■ **Exercise objective**: Restate all of the entries exactly, dropping any pictures they hold.

□ □ □

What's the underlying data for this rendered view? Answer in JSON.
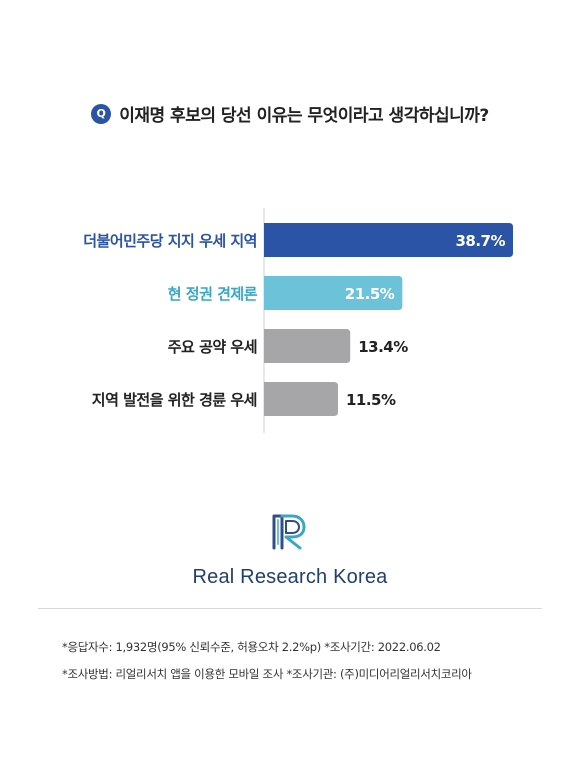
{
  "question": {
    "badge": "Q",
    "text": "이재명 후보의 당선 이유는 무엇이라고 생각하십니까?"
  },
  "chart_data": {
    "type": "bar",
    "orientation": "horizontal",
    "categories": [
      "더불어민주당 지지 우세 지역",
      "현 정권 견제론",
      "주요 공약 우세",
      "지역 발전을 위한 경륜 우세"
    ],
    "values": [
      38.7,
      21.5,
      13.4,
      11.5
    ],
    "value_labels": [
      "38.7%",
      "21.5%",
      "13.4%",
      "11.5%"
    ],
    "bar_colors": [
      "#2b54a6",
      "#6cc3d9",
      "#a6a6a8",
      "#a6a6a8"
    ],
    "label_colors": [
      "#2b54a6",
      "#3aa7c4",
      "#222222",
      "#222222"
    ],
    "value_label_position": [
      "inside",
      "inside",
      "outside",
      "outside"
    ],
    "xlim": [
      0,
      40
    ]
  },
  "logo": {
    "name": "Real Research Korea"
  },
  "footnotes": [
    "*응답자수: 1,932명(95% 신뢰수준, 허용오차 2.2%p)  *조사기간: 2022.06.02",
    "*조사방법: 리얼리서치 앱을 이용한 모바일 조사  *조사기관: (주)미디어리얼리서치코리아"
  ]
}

□ □ □

■ **Written solution**:
What's the underlying data for this rendered view? Answer in JSON.
{
  "question": {
    "badge": "Q",
    "text": "이재명 후보의 당선 이유는 무엇이라고 생각하십니까?"
  },
  "chart_data": {
    "type": "bar",
    "orientation": "horizontal",
    "categories": [
      "더불어민주당 지지 우세 지역",
      "현 정권 견제론",
      "주요 공약 우세",
      "지역 발전을 위한 경륜 우세"
    ],
    "values": [
      38.7,
      21.5,
      13.4,
      11.5
    ],
    "value_labels": [
      "38.7%",
      "21.5%",
      "13.4%",
      "11.5%"
    ],
    "bar_colors": [
      "#2b54a6",
      "#6cc3d9",
      "#a6a6a8",
      "#a6a6a8"
    ],
    "label_colors": [
      "#2b54a6",
      "#3aa7c4",
      "#222222",
      "#222222"
    ],
    "value_label_position": [
      "inside",
      "inside",
      "outside",
      "outside"
    ],
    "xlim": [
      0,
      40
    ]
  },
  "logo": {
    "name": "Real Research Korea"
  },
  "footnotes": [
    "*응답자수: 1,932명(95% 신뢰수준, 허용오차 2.2%p)  *조사기간: 2022.06.02",
    "*조사방법: 리얼리서치 앱을 이용한 모바일 조사  *조사기관: (주)미디어리얼리서치코리아"
  ]
}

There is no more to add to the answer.